▶ [Problem statement]
Write out the data below in full. Keep it exact.

▶ [Provided material]
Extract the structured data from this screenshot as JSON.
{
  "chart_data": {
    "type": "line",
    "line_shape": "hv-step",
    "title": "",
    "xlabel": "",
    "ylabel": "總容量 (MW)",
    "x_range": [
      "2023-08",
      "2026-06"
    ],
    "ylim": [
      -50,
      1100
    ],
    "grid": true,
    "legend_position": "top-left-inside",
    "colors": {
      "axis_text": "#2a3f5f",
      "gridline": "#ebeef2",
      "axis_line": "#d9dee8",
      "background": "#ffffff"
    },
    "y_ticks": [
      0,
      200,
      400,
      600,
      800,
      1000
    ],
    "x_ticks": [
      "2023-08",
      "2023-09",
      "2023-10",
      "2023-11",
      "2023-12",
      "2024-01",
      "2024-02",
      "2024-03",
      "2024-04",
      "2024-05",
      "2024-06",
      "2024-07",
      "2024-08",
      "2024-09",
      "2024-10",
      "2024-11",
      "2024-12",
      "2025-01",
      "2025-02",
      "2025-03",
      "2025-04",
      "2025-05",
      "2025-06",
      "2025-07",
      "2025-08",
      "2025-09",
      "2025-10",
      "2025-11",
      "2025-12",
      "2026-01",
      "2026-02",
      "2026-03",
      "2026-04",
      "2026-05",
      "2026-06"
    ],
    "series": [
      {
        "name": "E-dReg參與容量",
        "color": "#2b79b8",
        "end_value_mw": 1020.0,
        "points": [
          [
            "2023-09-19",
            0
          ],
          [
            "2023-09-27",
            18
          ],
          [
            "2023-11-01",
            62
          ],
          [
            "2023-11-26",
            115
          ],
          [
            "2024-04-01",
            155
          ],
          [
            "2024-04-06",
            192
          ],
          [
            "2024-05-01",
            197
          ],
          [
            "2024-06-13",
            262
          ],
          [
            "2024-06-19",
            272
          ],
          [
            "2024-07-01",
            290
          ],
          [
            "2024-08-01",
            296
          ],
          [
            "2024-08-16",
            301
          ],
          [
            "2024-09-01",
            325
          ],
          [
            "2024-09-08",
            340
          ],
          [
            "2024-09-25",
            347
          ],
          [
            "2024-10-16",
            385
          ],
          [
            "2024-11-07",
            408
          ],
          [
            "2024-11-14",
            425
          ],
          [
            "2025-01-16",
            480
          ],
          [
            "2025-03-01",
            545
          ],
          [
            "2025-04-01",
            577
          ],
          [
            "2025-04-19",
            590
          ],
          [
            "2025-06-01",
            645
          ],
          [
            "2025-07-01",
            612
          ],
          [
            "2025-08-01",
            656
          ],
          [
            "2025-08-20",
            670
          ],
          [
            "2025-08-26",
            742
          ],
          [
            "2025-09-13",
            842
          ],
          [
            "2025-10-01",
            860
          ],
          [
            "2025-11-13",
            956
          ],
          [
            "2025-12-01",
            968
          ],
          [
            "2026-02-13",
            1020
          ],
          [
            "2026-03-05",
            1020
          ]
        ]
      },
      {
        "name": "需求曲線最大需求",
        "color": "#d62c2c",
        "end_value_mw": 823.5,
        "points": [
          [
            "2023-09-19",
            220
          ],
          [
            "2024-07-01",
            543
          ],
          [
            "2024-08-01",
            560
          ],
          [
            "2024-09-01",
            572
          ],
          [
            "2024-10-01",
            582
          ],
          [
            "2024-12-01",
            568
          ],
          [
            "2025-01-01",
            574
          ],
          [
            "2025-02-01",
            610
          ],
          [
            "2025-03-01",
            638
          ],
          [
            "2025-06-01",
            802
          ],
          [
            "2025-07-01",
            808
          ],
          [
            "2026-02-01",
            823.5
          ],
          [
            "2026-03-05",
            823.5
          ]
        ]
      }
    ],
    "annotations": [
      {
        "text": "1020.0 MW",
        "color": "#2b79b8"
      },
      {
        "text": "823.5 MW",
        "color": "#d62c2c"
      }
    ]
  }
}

▶ [Answer to this problem]
Extract the structured data from this screenshot as JSON.
{
  "chart_data": {
    "type": "line",
    "line_shape": "hv-step",
    "title": "",
    "xlabel": "",
    "ylabel": "總容量 (MW)",
    "x_range": [
      "2023-08",
      "2026-06"
    ],
    "ylim": [
      -50,
      1100
    ],
    "grid": true,
    "legend_position": "top-left-inside",
    "colors": {
      "axis_text": "#2a3f5f",
      "gridline": "#ebeef2",
      "axis_line": "#d9dee8",
      "background": "#ffffff"
    },
    "y_ticks": [
      0,
      200,
      400,
      600,
      800,
      1000
    ],
    "x_ticks": [
      "2023-08",
      "2023-09",
      "2023-10",
      "2023-11",
      "2023-12",
      "2024-01",
      "2024-02",
      "2024-03",
      "2024-04",
      "2024-05",
      "2024-06",
      "2024-07",
      "2024-08",
      "2024-09",
      "2024-10",
      "2024-11",
      "2024-12",
      "2025-01",
      "2025-02",
      "2025-03",
      "2025-04",
      "2025-05",
      "2025-06",
      "2025-07",
      "2025-08",
      "2025-09",
      "2025-10",
      "2025-11",
      "2025-12",
      "2026-01",
      "2026-02",
      "2026-03",
      "2026-04",
      "2026-05",
      "2026-06"
    ],
    "series": [
      {
        "name": "E-dReg參與容量",
        "color": "#2b79b8",
        "end_value_mw": 1020.0,
        "points": [
          [
            "2023-09-19",
            0
          ],
          [
            "2023-09-27",
            18
          ],
          [
            "2023-11-01",
            62
          ],
          [
            "2023-11-26",
            115
          ],
          [
            "2024-04-01",
            155
          ],
          [
            "2024-04-06",
            192
          ],
          [
            "2024-05-01",
            197
          ],
          [
            "2024-06-13",
            262
          ],
          [
            "2024-06-19",
            272
          ],
          [
            "2024-07-01",
            290
          ],
          [
            "2024-08-01",
            296
          ],
          [
            "2024-08-16",
            301
          ],
          [
            "2024-09-01",
            325
          ],
          [
            "2024-09-08",
            340
          ],
          [
            "2024-09-25",
            347
          ],
          [
            "2024-10-16",
            385
          ],
          [
            "2024-11-07",
            408
          ],
          [
            "2024-11-14",
            425
          ],
          [
            "2025-01-16",
            480
          ],
          [
            "2025-03-01",
            545
          ],
          [
            "2025-04-01",
            577
          ],
          [
            "2025-04-19",
            590
          ],
          [
            "2025-06-01",
            645
          ],
          [
            "2025-07-01",
            612
          ],
          [
            "2025-08-01",
            656
          ],
          [
            "2025-08-20",
            670
          ],
          [
            "2025-08-26",
            742
          ],
          [
            "2025-09-13",
            842
          ],
          [
            "2025-10-01",
            860
          ],
          [
            "2025-11-13",
            956
          ],
          [
            "2025-12-01",
            968
          ],
          [
            "2026-02-13",
            1020
          ],
          [
            "2026-03-05",
            1020
          ]
        ]
      },
      {
        "name": "需求曲線最大需求",
        "color": "#d62c2c",
        "end_value_mw": 823.5,
        "points": [
          [
            "2023-09-19",
            220
          ],
          [
            "2024-07-01",
            543
          ],
          [
            "2024-08-01",
            560
          ],
          [
            "2024-09-01",
            572
          ],
          [
            "2024-10-01",
            582
          ],
          [
            "2024-12-01",
            568
          ],
          [
            "2025-01-01",
            574
          ],
          [
            "2025-02-01",
            610
          ],
          [
            "2025-03-01",
            638
          ],
          [
            "2025-06-01",
            802
          ],
          [
            "2025-07-01",
            808
          ],
          [
            "2026-02-01",
            823.5
          ],
          [
            "2026-03-05",
            823.5
          ]
        ]
      }
    ],
    "annotations": [
      {
        "text": "1020.0 MW",
        "color": "#2b79b8"
      },
      {
        "text": "823.5 MW",
        "color": "#d62c2c"
      }
    ]
  }
}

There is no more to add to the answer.